Given data:
--

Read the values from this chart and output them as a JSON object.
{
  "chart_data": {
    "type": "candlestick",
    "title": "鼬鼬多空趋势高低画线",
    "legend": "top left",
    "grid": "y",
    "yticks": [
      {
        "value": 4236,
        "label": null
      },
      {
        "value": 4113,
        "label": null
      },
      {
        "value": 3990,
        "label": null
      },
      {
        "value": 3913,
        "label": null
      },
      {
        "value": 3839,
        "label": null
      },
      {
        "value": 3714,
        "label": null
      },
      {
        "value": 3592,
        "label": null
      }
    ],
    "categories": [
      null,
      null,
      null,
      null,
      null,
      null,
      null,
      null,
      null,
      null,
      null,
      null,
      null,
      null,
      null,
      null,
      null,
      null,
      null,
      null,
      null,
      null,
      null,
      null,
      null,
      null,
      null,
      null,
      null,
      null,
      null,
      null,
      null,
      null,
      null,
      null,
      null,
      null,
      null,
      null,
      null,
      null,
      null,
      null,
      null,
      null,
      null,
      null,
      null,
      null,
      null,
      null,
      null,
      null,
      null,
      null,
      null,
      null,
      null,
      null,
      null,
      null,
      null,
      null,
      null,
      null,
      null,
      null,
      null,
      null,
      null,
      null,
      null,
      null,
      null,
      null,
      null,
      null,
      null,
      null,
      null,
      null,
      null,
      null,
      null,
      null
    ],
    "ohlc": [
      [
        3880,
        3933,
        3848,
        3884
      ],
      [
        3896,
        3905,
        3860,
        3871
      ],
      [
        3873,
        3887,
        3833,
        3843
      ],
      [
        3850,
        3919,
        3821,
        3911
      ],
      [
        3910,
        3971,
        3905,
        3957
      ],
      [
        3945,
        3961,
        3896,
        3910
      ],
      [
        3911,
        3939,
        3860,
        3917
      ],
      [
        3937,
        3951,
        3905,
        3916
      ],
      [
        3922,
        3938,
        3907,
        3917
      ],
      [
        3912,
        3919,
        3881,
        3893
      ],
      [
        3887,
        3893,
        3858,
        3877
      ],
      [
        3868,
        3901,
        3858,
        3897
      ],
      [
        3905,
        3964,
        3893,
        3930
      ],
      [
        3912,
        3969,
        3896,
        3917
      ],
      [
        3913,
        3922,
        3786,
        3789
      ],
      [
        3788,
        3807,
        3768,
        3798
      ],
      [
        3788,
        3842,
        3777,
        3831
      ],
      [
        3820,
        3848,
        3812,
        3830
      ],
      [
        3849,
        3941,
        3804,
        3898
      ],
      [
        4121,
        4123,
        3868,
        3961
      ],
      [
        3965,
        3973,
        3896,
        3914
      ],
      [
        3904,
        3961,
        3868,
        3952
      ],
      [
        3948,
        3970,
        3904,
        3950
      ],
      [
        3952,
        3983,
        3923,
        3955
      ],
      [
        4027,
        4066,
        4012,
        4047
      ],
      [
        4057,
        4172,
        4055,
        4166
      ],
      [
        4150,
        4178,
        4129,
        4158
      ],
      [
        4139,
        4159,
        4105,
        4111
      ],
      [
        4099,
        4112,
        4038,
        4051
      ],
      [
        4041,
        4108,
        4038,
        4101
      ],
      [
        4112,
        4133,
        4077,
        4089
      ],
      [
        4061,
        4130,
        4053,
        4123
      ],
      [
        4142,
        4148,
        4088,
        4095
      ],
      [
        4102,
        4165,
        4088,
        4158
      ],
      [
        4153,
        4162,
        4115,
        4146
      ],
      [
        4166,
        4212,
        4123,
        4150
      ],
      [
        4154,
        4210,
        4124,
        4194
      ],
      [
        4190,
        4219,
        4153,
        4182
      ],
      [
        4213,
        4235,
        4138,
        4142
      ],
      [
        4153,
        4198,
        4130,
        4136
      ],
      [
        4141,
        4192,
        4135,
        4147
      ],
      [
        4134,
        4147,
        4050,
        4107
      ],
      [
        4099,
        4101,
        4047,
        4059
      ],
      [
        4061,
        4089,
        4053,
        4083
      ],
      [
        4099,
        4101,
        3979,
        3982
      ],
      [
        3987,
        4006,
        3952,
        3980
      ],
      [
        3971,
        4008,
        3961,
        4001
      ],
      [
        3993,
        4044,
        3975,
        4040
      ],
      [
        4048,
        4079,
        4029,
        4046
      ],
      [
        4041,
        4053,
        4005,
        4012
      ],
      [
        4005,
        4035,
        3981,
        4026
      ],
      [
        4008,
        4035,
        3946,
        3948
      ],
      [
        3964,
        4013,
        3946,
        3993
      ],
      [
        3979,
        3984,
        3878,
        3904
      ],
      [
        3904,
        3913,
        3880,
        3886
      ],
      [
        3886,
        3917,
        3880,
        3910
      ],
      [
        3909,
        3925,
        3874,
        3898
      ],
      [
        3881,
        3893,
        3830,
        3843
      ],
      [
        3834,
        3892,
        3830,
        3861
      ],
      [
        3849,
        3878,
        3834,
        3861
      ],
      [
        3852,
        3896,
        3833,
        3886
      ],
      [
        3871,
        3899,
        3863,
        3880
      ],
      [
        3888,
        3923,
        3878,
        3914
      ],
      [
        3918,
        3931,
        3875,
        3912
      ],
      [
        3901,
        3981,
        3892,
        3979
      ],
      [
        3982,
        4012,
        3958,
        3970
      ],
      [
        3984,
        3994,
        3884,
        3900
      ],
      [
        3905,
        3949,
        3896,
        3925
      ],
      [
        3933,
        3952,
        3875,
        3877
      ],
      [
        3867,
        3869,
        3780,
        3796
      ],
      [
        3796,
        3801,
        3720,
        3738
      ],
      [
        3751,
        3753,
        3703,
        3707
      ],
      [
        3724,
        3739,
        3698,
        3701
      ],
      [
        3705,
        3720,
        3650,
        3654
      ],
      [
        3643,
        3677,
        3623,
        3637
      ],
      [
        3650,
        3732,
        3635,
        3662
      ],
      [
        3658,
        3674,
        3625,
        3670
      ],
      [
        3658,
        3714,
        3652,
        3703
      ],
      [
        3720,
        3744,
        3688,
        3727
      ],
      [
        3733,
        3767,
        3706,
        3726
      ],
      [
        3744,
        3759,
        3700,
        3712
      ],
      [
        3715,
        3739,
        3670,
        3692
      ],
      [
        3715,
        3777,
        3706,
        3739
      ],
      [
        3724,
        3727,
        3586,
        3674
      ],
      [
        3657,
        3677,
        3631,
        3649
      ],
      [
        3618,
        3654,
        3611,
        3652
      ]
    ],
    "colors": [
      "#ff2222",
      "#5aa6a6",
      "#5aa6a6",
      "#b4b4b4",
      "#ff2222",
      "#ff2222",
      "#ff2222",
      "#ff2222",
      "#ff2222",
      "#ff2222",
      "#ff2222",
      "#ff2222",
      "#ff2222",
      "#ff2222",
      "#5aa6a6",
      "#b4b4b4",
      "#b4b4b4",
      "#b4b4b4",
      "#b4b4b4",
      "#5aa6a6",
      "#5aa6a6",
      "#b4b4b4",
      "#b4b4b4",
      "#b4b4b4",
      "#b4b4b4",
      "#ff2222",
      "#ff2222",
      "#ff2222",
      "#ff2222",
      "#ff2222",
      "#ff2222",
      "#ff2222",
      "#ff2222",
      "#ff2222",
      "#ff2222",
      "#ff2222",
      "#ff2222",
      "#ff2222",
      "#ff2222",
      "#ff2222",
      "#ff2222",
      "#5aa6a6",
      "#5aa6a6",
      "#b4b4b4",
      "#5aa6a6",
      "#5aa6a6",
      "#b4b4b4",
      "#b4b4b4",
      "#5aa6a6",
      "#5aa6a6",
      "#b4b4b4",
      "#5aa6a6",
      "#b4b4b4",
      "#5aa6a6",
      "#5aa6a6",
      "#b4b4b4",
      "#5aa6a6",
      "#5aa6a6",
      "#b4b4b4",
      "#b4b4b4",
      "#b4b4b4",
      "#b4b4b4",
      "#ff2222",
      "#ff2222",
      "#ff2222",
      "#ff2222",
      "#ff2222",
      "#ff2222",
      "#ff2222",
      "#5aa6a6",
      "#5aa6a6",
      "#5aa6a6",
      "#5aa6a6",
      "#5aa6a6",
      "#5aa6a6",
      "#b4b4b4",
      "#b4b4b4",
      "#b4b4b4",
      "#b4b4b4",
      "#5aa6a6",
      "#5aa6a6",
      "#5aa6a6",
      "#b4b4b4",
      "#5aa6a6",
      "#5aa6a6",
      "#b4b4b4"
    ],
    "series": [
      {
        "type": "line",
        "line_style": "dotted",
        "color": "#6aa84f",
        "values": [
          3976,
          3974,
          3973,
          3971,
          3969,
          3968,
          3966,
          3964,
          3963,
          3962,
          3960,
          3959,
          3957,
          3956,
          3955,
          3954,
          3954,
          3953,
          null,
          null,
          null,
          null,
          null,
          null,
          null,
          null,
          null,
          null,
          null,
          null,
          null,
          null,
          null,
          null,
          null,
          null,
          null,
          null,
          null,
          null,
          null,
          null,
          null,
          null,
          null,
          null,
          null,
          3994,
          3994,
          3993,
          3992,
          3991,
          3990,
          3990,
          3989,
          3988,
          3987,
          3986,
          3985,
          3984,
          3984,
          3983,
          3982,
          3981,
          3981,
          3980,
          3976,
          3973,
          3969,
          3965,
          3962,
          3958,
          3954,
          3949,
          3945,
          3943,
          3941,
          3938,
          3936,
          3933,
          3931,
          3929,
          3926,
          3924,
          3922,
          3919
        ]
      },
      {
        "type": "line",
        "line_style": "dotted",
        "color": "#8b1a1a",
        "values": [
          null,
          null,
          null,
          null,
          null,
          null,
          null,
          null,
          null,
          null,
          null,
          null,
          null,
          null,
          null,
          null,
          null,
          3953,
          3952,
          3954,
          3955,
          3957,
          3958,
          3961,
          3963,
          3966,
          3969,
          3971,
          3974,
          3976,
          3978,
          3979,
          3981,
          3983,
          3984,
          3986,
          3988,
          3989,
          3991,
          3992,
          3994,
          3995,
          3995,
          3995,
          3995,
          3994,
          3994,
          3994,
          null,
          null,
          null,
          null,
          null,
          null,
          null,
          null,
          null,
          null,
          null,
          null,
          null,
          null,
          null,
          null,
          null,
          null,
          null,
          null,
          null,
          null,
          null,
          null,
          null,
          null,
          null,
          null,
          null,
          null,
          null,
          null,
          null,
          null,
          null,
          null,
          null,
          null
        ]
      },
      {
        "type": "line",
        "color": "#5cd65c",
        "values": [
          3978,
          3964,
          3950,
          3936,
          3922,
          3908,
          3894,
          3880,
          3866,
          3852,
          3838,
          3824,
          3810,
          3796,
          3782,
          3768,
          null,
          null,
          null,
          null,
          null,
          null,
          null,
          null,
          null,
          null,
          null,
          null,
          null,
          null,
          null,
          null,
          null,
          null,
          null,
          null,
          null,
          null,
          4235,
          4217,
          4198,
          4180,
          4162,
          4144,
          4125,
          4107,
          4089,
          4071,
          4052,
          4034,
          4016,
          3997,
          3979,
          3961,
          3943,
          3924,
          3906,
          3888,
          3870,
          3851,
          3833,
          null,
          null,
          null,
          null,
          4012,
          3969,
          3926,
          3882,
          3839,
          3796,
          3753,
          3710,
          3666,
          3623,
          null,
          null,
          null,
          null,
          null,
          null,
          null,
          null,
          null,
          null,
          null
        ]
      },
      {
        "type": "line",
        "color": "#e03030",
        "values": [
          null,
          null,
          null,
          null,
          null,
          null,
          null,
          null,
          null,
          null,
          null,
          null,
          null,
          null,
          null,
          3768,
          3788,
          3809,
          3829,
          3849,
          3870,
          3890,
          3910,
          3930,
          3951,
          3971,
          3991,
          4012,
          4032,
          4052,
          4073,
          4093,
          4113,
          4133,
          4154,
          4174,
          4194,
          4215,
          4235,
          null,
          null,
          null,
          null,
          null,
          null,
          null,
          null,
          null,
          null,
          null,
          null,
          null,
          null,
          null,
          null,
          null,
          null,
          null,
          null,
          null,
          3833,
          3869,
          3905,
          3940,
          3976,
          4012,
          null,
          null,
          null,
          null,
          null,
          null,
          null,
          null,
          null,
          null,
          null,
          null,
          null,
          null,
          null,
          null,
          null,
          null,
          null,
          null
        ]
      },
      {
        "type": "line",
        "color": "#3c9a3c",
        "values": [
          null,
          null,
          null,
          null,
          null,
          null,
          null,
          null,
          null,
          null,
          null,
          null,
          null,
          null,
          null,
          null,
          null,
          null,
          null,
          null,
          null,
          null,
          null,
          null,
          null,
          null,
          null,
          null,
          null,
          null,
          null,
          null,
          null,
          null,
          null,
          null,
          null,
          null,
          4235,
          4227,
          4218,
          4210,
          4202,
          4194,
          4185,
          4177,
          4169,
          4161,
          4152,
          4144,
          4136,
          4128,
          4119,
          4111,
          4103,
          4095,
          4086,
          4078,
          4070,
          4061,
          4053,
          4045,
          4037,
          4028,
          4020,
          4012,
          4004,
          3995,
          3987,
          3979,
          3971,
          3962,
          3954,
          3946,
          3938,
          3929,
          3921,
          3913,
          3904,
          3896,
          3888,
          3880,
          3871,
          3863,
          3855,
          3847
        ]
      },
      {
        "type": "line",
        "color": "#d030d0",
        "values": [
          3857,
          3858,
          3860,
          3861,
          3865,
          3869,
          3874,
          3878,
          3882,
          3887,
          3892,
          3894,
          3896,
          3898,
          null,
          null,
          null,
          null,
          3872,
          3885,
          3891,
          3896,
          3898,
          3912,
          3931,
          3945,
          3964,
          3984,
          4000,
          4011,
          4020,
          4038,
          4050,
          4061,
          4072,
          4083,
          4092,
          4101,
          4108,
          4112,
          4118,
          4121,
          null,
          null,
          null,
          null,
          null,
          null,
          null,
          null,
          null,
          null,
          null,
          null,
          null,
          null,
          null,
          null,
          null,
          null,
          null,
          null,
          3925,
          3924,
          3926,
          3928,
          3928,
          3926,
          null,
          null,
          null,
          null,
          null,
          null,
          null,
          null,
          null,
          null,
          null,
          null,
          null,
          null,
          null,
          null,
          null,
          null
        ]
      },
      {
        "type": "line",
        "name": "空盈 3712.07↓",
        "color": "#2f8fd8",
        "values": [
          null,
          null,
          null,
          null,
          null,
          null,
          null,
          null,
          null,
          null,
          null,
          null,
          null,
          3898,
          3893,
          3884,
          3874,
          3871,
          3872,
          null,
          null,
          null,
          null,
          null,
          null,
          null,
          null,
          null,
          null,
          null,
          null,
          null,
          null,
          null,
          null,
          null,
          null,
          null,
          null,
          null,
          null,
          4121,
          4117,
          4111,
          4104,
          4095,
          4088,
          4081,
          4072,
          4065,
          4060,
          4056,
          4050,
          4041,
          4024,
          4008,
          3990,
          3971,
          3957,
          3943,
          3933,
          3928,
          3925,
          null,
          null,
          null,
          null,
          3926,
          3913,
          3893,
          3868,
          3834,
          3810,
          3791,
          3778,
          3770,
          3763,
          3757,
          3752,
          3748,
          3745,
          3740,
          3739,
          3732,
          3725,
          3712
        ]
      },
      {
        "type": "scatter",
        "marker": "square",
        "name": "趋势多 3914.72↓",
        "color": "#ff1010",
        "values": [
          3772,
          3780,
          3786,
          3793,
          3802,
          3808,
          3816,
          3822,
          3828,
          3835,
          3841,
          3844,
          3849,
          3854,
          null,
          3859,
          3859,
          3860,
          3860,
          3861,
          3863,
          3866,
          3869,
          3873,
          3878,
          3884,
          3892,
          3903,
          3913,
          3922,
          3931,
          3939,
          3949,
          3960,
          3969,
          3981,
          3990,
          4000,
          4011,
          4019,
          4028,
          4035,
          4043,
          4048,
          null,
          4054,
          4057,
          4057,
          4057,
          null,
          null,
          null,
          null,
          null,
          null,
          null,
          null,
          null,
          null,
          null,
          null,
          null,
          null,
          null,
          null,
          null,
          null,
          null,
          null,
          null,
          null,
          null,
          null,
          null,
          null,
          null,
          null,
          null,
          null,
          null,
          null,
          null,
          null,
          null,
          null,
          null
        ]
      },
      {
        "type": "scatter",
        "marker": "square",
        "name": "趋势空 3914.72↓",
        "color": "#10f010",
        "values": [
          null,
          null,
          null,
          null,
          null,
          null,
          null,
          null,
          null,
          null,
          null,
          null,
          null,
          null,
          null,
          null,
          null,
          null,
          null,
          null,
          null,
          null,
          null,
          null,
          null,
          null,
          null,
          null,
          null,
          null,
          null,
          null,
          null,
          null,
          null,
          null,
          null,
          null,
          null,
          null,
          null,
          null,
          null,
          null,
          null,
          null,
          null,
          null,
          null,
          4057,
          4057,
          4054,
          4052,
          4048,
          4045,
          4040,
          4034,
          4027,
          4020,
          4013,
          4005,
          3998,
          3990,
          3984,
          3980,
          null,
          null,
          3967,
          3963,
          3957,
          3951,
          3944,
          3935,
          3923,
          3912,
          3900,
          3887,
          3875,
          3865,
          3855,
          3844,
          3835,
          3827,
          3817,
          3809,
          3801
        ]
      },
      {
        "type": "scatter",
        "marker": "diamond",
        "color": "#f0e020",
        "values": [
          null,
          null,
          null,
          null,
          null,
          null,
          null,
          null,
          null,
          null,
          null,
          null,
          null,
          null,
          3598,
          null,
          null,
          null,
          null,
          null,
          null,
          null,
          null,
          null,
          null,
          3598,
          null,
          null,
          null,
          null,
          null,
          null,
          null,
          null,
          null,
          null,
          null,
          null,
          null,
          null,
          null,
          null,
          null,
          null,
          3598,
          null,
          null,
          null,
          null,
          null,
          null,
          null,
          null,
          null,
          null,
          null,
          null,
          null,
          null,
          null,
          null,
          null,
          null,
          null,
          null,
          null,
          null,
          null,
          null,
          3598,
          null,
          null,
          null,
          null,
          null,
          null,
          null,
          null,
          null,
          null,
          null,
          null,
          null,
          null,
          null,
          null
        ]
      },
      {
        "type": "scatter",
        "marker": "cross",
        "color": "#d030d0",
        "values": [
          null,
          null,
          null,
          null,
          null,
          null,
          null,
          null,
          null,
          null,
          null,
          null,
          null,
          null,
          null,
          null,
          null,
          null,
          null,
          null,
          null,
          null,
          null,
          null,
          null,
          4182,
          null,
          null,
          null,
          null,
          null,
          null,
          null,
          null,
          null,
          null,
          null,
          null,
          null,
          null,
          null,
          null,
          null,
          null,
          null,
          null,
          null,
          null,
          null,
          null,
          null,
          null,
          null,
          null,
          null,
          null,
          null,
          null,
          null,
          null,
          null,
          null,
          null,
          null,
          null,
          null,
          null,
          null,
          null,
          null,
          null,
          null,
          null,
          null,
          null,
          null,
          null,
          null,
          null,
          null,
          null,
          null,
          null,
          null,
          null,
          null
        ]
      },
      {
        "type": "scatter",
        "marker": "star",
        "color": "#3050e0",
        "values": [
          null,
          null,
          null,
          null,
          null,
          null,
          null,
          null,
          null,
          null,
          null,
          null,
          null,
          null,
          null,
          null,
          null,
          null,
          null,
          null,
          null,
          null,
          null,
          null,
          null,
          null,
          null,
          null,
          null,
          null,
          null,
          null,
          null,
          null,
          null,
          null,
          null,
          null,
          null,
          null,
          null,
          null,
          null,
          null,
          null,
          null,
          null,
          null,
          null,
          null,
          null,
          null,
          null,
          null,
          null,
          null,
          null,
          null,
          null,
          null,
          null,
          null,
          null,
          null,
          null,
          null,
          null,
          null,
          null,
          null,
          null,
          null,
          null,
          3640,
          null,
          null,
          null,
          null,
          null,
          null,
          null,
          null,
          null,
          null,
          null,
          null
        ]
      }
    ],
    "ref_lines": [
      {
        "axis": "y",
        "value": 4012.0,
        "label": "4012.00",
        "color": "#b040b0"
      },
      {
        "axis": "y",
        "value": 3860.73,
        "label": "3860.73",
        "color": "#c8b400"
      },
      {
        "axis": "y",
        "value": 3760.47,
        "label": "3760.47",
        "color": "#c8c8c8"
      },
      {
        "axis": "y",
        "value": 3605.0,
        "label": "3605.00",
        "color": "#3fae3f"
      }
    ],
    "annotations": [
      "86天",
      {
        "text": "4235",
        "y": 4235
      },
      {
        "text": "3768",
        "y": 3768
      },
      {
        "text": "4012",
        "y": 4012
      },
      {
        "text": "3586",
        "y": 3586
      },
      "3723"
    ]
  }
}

--

Gather from the data above every line with the string "name".

        "name": "空盈 3712.07↓",
        "name": "趋势多 3914.72↓",
        "name": "趋势空 3914.72↓",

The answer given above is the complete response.